__EXERCISE__. Reproduce the data below word for word, from its first line up to and including the line that contains "x-tick-label: 07:45 <box>156 297".

-- RECORD EXTRACTS start --

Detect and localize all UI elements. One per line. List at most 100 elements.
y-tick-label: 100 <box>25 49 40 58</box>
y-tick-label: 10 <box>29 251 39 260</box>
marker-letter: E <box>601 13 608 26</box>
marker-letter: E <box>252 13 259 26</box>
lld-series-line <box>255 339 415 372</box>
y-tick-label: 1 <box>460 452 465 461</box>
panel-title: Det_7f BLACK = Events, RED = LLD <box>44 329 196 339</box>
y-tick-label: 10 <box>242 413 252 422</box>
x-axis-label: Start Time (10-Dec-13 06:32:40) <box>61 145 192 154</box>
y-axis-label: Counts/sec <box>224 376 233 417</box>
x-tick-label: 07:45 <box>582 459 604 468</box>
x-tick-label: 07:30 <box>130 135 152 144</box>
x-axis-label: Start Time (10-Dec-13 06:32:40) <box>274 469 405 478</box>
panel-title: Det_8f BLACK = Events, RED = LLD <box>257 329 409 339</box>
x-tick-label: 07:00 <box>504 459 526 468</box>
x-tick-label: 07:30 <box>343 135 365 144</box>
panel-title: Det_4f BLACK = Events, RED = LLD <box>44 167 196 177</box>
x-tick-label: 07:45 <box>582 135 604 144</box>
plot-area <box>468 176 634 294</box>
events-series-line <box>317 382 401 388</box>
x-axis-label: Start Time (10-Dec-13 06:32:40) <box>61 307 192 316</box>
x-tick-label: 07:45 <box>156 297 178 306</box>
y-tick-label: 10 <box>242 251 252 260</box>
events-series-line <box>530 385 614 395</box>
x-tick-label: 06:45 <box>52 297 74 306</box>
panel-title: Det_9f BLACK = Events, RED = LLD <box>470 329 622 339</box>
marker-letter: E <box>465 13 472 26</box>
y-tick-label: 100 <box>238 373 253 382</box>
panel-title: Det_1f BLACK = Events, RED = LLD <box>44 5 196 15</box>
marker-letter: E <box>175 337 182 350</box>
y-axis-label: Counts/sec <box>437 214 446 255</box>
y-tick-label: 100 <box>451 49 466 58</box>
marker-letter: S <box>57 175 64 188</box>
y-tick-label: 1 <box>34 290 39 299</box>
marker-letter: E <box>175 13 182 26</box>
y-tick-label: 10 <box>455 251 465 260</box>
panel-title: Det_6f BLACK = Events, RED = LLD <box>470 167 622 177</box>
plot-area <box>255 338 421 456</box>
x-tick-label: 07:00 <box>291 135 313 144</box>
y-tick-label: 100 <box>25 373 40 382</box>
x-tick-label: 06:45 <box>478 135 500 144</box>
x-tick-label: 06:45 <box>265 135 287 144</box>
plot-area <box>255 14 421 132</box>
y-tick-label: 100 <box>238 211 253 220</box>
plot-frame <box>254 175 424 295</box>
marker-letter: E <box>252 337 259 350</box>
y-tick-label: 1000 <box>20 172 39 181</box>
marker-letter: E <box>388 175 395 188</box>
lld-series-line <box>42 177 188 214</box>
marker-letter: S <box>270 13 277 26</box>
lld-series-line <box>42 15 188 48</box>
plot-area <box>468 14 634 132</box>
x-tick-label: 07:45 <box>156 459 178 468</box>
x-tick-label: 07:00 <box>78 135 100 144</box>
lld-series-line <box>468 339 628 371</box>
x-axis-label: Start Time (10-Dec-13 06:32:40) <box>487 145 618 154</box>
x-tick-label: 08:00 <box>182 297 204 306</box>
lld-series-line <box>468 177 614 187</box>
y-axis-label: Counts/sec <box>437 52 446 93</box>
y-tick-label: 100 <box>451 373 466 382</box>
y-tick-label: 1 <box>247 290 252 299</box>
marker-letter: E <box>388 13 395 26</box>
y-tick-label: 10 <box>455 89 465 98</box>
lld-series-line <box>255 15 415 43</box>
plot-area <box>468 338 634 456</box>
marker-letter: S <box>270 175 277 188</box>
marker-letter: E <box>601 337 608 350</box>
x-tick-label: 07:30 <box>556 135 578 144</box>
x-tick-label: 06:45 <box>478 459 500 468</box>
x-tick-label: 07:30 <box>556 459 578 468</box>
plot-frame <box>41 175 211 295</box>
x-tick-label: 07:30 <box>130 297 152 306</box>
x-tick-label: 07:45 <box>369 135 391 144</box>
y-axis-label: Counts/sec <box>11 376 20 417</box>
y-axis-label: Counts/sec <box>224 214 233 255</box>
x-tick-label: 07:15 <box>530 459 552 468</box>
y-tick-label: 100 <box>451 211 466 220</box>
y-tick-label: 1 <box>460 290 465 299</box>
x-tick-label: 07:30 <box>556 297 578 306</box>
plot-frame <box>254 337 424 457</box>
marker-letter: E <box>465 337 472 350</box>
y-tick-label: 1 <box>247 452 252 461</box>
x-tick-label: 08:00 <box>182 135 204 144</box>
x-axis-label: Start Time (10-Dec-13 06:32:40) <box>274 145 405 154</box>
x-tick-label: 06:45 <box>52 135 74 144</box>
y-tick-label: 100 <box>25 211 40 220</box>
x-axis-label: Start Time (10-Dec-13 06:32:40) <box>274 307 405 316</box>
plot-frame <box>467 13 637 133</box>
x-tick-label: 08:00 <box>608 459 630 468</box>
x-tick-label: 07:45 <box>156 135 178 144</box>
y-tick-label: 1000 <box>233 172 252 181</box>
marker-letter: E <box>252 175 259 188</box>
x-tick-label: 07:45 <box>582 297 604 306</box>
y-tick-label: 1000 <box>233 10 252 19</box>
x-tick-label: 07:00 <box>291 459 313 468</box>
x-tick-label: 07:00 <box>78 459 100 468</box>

-- RECORD EXTRACTS end --

__ANSWER__.
Detect and localize all UI elements. One per line. List at most 100 elements.
y-tick-label: 100 <box>25 49 40 58</box>
y-tick-label: 10 <box>29 251 39 260</box>
marker-letter: E <box>601 13 608 26</box>
marker-letter: E <box>252 13 259 26</box>
lld-series-line <box>255 339 415 372</box>
y-tick-label: 1 <box>460 452 465 461</box>
panel-title: Det_7f BLACK = Events, RED = LLD <box>44 329 196 339</box>
y-tick-label: 10 <box>242 413 252 422</box>
x-axis-label: Start Time (10-Dec-13 06:32:40) <box>61 145 192 154</box>
y-axis-label: Counts/sec <box>224 376 233 417</box>
x-tick-label: 07:45 <box>582 459 604 468</box>
x-tick-label: 07:30 <box>130 135 152 144</box>
x-axis-label: Start Time (10-Dec-13 06:32:40) <box>274 469 405 478</box>
panel-title: Det_8f BLACK = Events, RED = LLD <box>257 329 409 339</box>
x-tick-label: 07:00 <box>504 459 526 468</box>
x-tick-label: 07:30 <box>343 135 365 144</box>
panel-title: Det_4f BLACK = Events, RED = LLD <box>44 167 196 177</box>
x-tick-label: 07:45 <box>582 135 604 144</box>
plot-area <box>468 176 634 294</box>
events-series-line <box>317 382 401 388</box>
x-axis-label: Start Time (10-Dec-13 06:32:40) <box>61 307 192 316</box>
x-tick-label: 07:45 <box>156 297 178 306</box>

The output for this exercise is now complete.